RECORDS TO USE ->
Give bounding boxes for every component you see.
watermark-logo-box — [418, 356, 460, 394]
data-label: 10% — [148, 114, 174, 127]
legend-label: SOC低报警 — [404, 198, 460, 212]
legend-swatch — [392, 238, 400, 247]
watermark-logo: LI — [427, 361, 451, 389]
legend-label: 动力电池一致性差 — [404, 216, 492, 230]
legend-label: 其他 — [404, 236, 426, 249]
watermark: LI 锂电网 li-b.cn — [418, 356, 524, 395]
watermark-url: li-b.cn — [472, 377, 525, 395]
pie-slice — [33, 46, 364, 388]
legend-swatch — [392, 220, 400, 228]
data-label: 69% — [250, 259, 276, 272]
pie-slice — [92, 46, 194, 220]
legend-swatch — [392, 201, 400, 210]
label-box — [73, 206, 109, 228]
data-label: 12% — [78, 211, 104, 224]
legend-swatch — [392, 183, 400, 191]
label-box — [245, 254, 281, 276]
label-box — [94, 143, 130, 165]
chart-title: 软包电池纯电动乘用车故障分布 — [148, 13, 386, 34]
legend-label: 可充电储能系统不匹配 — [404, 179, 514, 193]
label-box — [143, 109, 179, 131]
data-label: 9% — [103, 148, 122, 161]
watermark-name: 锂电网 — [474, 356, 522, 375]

TASK REQUIREMENTS -> Copy out every line of the entry above without changing anything.

RESPONSE FOR THIS EXERCISE ->
Give bounding boxes for every component you see.
watermark-logo-box — [418, 356, 460, 394]
data-label: 10% — [148, 114, 174, 127]
legend-label: SOC低报警 — [404, 198, 460, 212]
legend-swatch — [392, 238, 400, 247]
watermark-logo: LI — [427, 361, 451, 389]
legend-label: 动力电池一致性差 — [404, 216, 492, 230]
legend-label: 其他 — [404, 236, 426, 249]
watermark: LI 锂电网 li-b.cn — [418, 356, 524, 395]
watermark-url: li-b.cn — [472, 377, 525, 395]
pie-slice — [33, 46, 364, 388]
legend-swatch — [392, 220, 400, 228]
data-label: 69% — [250, 259, 276, 272]
pie-slice — [92, 46, 194, 220]
legend-swatch — [392, 201, 400, 210]
label-box — [73, 206, 109, 228]
data-label: 12% — [78, 211, 104, 224]
legend-swatch — [392, 183, 400, 191]
label-box — [245, 254, 281, 276]
label-box — [94, 143, 130, 165]
chart-title: 软包电池纯电动乘用车故障分布 — [148, 13, 386, 34]
legend-label: 可充电储能系统不匹配 — [404, 179, 514, 193]
label-box — [143, 109, 179, 131]
data-label: 9% — [103, 148, 122, 161]
watermark-name: 锂电网 — [474, 356, 522, 375]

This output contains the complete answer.